Please report each line of the material that contains the string "status", treating uppercase and lowercase as different.

(Recorded data)
[BEGIN]
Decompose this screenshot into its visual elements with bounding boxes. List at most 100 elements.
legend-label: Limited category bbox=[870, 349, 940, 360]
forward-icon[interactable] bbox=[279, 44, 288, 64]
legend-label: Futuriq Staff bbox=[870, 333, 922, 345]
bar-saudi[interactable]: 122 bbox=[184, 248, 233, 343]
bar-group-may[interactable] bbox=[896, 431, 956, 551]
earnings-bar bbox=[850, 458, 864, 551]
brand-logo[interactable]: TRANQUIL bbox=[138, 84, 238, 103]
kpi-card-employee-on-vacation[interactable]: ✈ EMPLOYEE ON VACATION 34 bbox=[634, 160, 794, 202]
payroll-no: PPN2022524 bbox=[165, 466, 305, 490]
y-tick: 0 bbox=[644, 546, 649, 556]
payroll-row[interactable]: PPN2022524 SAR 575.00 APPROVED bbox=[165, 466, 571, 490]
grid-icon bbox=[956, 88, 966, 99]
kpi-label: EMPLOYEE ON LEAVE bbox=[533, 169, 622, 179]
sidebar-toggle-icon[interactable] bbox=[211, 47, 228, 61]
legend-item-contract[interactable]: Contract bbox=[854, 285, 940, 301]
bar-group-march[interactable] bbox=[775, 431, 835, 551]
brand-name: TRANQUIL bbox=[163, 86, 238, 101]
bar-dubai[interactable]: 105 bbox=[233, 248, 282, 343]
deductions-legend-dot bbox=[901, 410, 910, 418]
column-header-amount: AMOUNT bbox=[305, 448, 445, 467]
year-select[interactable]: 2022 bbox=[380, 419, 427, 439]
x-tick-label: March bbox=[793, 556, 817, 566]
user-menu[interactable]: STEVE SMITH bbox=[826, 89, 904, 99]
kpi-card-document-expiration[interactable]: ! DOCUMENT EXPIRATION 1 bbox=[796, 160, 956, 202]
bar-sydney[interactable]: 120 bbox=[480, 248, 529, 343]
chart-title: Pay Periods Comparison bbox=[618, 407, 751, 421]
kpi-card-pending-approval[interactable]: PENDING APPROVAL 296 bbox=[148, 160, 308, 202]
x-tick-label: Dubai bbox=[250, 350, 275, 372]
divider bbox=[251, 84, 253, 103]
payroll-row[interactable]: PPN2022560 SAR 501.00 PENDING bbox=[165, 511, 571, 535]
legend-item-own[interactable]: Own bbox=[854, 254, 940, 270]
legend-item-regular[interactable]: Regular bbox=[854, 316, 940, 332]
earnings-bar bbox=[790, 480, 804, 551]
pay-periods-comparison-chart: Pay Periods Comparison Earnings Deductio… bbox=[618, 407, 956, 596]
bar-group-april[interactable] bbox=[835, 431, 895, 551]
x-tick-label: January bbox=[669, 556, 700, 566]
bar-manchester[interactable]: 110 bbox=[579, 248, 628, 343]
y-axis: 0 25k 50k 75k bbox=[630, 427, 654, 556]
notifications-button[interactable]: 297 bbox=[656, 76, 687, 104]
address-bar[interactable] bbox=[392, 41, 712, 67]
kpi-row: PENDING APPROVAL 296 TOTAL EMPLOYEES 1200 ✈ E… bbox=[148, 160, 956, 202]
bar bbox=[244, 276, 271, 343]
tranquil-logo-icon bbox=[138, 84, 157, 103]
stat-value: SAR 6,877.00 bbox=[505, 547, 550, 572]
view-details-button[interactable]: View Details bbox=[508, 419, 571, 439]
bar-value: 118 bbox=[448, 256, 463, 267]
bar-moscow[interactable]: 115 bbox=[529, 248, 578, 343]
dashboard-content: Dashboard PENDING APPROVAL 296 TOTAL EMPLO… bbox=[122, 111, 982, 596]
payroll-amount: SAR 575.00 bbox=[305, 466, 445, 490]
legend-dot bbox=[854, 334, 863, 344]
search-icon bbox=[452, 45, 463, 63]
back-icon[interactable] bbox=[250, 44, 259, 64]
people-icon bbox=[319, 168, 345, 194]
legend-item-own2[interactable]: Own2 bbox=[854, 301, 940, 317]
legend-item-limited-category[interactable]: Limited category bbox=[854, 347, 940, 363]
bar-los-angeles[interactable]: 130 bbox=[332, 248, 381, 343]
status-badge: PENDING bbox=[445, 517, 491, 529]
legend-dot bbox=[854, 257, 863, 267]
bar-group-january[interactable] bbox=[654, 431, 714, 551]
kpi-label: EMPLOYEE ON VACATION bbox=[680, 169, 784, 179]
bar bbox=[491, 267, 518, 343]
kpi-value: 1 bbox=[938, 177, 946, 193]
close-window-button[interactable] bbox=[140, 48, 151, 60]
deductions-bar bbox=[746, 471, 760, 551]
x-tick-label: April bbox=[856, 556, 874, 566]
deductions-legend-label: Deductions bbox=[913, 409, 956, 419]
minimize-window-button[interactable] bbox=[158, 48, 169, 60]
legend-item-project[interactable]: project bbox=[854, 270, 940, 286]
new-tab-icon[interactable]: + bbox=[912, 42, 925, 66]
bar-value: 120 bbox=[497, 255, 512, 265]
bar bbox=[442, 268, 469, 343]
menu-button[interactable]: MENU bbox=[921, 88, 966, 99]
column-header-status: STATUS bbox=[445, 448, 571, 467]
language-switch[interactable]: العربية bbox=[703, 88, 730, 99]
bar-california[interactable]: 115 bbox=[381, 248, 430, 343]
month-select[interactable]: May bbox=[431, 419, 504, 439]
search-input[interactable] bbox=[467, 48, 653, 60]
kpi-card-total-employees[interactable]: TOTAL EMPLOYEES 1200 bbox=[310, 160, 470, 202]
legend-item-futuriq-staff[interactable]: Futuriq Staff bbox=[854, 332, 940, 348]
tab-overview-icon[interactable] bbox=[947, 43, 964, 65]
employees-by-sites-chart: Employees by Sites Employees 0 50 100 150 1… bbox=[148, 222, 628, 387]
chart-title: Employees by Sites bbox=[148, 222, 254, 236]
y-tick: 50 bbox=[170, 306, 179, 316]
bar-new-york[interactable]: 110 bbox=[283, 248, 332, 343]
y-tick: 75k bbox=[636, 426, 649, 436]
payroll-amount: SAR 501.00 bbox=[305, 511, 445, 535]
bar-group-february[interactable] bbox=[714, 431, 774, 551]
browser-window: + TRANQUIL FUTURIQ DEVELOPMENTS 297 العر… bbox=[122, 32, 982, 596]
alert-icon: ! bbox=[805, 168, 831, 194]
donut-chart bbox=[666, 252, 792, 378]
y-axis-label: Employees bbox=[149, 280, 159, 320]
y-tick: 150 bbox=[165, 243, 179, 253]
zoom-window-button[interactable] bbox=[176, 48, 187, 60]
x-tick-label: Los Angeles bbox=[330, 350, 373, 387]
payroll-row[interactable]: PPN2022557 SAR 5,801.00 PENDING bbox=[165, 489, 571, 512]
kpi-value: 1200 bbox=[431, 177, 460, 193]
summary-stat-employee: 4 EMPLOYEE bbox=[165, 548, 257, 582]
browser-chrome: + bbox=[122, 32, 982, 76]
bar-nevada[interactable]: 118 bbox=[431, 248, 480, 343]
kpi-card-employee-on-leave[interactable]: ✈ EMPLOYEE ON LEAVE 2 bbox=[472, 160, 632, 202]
[END]
= Exercise result =
status-badge: PENDING bbox=[445, 517, 491, 529]
column-header-status: STATUS bbox=[445, 448, 571, 467]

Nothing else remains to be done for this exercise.